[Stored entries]
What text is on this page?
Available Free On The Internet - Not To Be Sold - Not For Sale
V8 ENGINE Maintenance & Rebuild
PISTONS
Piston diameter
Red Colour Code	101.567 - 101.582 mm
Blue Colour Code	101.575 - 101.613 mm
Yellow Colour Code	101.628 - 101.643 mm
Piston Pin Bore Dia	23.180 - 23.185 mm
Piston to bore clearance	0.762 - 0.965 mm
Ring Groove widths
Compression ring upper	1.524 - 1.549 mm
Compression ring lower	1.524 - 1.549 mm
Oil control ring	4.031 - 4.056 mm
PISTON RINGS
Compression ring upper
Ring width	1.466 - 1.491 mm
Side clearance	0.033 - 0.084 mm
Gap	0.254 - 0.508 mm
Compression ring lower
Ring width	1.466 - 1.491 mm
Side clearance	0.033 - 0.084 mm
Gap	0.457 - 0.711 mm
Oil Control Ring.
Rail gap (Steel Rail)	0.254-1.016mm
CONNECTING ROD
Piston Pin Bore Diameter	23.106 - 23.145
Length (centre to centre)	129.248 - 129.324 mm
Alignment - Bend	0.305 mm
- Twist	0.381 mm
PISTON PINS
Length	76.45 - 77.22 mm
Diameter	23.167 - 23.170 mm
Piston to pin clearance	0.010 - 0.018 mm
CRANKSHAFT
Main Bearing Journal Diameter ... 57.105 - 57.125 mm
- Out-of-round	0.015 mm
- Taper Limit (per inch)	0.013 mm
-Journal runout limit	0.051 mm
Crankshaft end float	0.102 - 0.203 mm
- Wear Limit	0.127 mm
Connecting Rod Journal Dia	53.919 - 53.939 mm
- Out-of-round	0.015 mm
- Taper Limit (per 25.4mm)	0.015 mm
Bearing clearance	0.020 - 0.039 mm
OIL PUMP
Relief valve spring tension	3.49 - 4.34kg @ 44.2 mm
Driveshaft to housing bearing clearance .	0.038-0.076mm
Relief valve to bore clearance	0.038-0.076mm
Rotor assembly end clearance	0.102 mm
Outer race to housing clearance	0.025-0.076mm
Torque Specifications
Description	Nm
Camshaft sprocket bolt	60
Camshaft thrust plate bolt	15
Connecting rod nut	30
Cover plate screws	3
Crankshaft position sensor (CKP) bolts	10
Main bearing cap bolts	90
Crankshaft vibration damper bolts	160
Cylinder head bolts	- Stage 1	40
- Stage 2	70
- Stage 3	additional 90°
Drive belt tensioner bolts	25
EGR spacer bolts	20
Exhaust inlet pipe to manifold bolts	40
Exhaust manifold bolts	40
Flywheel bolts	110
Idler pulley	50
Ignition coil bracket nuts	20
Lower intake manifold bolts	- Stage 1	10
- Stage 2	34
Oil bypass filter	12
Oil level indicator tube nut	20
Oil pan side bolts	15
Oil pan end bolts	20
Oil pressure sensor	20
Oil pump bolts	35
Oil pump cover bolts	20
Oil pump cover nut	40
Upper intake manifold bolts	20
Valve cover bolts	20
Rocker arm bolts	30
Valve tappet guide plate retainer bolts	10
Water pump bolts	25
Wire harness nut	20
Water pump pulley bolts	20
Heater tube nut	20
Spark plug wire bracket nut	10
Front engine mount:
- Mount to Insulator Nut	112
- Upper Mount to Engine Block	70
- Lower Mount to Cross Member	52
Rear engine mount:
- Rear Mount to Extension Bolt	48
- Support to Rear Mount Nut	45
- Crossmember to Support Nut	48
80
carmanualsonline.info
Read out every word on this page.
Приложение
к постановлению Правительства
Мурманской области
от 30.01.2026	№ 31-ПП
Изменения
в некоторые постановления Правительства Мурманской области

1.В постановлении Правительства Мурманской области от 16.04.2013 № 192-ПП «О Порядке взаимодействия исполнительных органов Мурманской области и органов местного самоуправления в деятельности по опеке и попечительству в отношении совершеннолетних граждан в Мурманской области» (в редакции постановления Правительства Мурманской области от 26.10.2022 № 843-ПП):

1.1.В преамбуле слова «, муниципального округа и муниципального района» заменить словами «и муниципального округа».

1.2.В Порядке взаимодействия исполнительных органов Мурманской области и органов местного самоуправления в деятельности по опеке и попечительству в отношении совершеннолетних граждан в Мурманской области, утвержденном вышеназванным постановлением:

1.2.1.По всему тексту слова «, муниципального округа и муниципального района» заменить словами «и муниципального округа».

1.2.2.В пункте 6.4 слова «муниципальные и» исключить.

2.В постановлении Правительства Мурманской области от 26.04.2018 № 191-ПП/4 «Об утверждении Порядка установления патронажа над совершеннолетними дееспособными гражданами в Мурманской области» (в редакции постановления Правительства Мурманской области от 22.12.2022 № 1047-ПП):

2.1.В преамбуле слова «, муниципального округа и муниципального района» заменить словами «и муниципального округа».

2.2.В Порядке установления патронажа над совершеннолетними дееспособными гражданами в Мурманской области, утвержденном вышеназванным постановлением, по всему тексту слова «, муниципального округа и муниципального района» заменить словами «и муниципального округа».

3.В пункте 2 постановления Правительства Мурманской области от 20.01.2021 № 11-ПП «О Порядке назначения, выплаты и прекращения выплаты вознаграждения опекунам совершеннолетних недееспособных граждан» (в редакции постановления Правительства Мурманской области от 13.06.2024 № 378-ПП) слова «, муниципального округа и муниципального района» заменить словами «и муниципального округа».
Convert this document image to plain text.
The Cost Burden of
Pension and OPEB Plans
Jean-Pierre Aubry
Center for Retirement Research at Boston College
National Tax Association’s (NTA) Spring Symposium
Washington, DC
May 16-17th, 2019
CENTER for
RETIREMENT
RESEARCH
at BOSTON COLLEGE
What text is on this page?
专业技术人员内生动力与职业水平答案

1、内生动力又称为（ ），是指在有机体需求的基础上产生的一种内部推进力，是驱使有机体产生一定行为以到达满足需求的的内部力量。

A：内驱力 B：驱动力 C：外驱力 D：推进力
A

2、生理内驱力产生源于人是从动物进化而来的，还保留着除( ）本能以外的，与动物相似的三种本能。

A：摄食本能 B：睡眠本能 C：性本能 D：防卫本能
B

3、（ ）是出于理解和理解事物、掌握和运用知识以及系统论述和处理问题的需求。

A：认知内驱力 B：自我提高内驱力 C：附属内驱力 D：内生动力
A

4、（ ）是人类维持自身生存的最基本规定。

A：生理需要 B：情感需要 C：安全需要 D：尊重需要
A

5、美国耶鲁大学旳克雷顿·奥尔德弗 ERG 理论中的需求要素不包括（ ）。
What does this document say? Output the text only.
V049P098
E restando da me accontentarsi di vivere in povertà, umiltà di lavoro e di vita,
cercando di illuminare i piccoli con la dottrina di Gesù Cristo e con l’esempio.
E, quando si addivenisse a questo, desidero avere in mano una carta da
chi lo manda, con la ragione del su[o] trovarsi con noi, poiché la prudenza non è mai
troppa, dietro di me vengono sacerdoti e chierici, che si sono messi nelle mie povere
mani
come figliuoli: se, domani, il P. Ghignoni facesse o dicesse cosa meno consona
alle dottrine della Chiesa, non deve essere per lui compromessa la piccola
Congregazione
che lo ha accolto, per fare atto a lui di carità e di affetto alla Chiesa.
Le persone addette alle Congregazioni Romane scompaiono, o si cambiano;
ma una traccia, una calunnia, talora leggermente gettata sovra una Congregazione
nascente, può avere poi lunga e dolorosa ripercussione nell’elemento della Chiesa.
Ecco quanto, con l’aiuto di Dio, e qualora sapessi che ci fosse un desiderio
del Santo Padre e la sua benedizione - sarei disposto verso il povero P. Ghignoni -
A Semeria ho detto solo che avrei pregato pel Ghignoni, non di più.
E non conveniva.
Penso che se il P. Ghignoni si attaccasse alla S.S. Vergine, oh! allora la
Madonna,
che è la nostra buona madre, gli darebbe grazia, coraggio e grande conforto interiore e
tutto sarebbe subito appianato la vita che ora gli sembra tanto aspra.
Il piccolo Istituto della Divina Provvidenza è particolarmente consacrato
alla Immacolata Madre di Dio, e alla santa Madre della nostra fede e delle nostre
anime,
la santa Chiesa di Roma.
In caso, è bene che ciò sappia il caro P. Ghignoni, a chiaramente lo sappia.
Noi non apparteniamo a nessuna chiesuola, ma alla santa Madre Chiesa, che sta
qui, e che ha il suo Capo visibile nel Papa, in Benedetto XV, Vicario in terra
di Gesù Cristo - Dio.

▶ **Task instructions**
Scan the listing above for the word "document" and show each line where it is found.

▶ **Final answer**
Convert this document image to plain text.
What does this document say? Output the text only.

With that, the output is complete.